— Start of Entries —
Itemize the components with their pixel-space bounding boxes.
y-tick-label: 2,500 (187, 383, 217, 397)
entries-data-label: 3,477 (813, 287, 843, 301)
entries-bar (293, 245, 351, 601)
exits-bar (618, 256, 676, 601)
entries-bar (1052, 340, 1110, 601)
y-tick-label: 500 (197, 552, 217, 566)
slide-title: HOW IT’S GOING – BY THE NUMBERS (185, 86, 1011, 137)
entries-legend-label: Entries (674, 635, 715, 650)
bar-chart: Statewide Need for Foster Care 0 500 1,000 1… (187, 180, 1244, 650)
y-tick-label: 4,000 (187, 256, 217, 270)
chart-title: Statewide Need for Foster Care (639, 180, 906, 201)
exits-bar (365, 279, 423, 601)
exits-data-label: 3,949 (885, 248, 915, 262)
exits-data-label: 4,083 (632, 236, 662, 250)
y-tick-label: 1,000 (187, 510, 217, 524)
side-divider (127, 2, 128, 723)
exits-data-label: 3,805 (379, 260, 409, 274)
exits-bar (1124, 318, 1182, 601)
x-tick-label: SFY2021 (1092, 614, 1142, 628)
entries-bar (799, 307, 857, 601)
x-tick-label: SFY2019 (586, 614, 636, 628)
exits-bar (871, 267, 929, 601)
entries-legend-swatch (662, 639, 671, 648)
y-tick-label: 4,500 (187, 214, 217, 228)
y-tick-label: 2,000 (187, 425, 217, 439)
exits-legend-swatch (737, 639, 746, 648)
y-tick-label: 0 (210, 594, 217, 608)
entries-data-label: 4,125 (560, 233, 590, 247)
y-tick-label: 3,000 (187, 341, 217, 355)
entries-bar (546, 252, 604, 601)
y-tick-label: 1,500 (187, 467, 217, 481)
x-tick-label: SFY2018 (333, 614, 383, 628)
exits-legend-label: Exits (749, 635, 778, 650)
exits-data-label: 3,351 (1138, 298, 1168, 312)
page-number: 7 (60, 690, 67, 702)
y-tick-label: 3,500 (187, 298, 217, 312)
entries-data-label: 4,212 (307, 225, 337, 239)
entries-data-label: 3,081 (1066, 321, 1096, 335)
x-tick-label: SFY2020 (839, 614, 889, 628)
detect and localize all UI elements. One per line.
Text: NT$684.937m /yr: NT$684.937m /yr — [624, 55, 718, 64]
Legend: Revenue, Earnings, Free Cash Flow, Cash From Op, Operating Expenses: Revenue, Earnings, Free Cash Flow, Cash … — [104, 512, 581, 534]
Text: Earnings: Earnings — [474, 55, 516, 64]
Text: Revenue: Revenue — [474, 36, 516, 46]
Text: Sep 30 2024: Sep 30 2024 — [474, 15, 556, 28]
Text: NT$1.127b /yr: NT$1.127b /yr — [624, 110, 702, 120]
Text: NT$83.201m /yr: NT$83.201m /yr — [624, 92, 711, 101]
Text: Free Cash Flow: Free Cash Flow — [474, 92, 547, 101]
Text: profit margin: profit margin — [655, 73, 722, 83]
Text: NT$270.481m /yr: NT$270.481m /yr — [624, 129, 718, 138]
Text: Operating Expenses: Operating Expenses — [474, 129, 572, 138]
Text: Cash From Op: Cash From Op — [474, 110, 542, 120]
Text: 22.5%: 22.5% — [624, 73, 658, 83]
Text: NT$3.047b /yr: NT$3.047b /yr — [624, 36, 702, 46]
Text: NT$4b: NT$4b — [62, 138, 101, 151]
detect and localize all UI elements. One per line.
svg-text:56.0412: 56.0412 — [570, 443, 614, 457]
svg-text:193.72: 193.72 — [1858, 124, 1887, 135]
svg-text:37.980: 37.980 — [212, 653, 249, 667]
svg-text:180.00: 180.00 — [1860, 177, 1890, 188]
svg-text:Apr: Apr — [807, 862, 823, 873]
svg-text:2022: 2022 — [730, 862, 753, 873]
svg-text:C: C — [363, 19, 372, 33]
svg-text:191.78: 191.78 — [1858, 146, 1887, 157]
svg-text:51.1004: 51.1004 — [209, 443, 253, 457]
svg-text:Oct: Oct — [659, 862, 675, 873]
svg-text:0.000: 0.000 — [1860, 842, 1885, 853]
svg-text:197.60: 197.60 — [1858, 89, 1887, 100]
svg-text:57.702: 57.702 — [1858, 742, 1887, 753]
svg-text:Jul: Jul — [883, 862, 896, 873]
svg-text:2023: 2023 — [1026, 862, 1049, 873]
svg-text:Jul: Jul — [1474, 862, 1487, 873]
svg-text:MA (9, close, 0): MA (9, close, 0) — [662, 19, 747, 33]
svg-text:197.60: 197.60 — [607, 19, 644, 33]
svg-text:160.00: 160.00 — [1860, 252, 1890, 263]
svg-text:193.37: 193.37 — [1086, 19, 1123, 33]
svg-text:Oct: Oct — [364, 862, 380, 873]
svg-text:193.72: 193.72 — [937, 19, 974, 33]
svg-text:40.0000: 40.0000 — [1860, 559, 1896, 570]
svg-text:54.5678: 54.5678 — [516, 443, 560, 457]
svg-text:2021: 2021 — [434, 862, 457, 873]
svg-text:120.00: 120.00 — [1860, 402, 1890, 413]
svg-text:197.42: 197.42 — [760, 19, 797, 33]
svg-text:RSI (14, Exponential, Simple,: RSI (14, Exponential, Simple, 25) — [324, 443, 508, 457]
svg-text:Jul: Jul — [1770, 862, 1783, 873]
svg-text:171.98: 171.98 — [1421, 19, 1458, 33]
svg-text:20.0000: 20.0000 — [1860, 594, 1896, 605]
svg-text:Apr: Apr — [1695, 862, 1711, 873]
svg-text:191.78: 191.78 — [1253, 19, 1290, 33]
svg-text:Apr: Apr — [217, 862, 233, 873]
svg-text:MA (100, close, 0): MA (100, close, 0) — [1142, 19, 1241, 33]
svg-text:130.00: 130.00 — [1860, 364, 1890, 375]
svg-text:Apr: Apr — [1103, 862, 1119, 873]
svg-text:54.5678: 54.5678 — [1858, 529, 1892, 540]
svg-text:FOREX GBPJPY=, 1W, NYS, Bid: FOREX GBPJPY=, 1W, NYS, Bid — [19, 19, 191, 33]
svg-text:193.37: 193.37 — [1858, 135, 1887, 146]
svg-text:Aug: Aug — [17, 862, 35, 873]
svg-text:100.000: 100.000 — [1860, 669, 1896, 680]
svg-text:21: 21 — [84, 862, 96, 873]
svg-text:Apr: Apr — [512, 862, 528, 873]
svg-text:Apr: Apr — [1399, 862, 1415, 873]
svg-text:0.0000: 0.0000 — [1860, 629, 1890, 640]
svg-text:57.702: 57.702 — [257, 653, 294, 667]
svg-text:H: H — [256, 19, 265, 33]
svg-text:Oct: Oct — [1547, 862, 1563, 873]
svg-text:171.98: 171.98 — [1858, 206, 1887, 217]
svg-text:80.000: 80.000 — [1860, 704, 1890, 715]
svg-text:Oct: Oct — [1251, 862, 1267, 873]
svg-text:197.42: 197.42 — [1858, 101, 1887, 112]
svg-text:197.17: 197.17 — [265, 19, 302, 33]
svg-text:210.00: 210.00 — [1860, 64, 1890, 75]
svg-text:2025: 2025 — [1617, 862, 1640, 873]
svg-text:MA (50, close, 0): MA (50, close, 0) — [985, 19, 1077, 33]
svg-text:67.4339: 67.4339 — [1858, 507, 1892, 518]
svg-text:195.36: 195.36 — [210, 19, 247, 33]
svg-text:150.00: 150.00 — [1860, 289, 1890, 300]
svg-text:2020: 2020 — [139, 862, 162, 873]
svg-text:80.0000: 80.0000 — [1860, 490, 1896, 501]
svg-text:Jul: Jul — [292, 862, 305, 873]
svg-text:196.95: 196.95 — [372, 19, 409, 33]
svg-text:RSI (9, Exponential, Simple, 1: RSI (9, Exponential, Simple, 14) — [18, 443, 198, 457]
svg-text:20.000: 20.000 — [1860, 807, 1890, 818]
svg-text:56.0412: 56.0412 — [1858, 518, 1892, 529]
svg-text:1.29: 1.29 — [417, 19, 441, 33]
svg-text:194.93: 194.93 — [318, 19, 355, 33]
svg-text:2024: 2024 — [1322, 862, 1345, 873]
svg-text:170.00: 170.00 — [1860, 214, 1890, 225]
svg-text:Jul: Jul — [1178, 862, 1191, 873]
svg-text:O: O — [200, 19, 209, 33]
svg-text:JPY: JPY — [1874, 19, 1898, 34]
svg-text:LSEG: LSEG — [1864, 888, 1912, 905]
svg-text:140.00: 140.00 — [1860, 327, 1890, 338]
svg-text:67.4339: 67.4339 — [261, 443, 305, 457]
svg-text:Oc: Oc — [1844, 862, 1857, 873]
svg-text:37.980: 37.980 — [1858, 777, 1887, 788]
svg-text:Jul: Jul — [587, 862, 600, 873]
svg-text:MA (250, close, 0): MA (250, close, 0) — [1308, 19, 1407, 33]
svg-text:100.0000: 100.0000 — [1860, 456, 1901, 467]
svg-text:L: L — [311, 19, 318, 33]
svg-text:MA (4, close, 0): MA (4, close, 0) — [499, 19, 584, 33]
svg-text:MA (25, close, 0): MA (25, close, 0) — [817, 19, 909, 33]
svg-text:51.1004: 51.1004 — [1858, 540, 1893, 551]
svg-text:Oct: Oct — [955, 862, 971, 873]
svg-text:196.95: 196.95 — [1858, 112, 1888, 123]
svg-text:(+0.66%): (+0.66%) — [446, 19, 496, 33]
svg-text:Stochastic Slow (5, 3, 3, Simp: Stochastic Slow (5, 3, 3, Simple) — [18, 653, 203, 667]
— End of Entries —
**What this task involves**
Copy out the listing from its first line through the line that contains "exits-bar (871, 267, 929, 601)", including both ends.

**Right answer**
Itemize the components with their pixel-space bounding boxes.
y-tick-label: 2,500 (187, 383, 217, 397)
entries-data-label: 3,477 (813, 287, 843, 301)
entries-bar (293, 245, 351, 601)
exits-bar (618, 256, 676, 601)
entries-bar (1052, 340, 1110, 601)
y-tick-label: 500 (197, 552, 217, 566)
slide-title: HOW IT’S GOING – BY THE NUMBERS (185, 86, 1011, 137)
entries-legend-label: Entries (674, 635, 715, 650)
bar-chart: Statewide Need for Foster Care 0 500 1,000 1… (187, 180, 1244, 650)
y-tick-label: 4,000 (187, 256, 217, 270)
chart-title: Statewide Need for Foster Care (639, 180, 906, 201)
exits-bar (365, 279, 423, 601)
exits-data-label: 3,949 (885, 248, 915, 262)
exits-data-label: 4,083 (632, 236, 662, 250)
y-tick-label: 1,000 (187, 510, 217, 524)
side-divider (127, 2, 128, 723)
exits-data-label: 3,805 (379, 260, 409, 274)
exits-bar (1124, 318, 1182, 601)
x-tick-label: SFY2021 (1092, 614, 1142, 628)
entries-bar (799, 307, 857, 601)
x-tick-label: SFY2019 (586, 614, 636, 628)
exits-bar (871, 267, 929, 601)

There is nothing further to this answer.